## Required work
Find all lines in the listing that include the word "label", then copy them.

Stored data
---+---

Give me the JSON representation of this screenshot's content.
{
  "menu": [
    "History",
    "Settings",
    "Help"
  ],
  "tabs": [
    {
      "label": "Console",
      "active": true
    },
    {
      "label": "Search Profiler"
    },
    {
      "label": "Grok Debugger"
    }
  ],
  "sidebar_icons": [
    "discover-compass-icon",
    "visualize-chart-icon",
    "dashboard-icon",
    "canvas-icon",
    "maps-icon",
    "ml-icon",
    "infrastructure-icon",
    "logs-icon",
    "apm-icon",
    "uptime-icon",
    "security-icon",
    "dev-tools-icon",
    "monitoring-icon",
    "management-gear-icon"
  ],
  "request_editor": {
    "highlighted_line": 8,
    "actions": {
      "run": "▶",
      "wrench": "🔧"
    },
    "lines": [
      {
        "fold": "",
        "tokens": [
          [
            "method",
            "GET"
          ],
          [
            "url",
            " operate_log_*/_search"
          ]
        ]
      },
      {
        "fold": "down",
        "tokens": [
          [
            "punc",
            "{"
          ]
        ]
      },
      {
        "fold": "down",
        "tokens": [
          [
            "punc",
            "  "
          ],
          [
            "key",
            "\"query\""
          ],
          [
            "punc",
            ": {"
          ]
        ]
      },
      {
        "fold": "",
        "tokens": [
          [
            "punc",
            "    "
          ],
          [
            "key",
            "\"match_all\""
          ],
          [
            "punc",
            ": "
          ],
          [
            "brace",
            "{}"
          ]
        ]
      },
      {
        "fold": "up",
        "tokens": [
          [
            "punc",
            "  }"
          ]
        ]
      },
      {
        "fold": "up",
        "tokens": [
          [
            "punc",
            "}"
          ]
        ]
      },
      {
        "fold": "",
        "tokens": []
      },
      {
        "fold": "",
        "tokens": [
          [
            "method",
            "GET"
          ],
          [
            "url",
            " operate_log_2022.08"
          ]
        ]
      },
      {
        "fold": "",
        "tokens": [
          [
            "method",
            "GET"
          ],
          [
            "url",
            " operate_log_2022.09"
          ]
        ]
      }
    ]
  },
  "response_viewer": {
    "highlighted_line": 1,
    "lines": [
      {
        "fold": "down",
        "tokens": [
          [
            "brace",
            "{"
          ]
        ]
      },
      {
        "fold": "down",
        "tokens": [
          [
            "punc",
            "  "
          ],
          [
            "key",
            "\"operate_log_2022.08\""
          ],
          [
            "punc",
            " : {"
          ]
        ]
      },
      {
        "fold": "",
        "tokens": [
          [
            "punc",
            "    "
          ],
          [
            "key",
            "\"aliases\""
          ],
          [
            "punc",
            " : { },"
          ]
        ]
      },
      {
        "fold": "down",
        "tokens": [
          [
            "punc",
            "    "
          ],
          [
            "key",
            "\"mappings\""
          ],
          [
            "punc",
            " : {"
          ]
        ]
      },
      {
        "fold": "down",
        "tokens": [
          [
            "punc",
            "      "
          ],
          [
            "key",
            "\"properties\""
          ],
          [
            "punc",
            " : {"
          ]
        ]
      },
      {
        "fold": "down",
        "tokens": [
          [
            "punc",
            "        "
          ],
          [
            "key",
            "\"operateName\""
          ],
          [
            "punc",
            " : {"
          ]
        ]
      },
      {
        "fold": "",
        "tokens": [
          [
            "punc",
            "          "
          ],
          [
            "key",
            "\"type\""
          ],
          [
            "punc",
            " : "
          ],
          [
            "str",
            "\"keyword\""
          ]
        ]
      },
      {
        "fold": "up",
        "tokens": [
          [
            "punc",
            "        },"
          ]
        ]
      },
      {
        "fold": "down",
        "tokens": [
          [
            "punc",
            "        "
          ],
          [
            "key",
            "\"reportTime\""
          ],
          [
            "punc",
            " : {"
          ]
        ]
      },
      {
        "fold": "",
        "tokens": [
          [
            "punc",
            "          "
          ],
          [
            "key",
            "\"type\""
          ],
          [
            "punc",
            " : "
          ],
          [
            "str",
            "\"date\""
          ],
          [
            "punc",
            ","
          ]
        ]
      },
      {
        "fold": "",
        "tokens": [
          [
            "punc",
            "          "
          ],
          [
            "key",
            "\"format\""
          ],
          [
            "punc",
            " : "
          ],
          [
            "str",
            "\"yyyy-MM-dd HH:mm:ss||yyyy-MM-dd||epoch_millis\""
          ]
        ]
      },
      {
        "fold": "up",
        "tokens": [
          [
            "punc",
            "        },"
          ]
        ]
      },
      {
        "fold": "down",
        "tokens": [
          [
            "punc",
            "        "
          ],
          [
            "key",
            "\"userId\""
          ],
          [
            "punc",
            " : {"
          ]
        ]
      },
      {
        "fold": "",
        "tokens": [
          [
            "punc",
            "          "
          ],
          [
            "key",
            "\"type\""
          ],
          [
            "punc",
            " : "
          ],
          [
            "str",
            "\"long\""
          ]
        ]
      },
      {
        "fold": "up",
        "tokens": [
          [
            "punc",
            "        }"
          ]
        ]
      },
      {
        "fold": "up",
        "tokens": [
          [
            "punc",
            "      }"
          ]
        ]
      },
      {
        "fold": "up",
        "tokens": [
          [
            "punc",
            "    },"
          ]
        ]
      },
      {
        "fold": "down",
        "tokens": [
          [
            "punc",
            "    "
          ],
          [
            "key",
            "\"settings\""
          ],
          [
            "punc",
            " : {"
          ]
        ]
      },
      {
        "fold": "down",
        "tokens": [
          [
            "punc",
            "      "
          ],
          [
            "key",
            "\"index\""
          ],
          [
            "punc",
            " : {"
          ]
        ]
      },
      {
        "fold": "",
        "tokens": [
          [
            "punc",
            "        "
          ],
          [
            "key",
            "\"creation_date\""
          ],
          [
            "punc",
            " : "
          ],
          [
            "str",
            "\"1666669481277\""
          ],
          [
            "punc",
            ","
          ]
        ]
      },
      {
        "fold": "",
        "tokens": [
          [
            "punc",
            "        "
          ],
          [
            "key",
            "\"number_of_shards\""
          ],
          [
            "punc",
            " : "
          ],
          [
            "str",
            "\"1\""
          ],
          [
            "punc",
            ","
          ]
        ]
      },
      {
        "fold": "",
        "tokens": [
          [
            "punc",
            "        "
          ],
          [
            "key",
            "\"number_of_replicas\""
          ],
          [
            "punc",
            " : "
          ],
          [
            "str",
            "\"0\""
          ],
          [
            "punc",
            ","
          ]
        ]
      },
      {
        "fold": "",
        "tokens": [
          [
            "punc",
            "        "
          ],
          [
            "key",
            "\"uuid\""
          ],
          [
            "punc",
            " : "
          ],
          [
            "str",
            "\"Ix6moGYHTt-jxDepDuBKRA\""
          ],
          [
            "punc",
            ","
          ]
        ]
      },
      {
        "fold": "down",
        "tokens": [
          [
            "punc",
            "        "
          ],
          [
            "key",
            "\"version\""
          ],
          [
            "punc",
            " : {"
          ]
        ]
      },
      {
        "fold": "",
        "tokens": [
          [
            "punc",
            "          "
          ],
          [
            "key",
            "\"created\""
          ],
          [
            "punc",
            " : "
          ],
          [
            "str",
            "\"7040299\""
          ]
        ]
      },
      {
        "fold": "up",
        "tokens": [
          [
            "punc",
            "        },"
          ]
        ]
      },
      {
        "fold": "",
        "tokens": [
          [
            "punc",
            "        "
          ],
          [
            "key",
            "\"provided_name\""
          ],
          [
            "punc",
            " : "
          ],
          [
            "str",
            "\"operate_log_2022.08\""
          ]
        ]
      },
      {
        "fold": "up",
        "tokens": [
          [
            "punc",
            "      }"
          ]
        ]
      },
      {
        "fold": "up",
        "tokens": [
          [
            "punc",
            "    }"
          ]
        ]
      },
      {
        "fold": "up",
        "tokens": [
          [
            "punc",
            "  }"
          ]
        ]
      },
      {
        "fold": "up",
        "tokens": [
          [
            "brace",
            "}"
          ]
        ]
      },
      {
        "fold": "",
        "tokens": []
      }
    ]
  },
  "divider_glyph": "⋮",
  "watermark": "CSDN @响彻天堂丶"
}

---+---

## Finished answer
      "label": "Console",
      "label": "Search Profiler"
      "label": "Grok Debugger"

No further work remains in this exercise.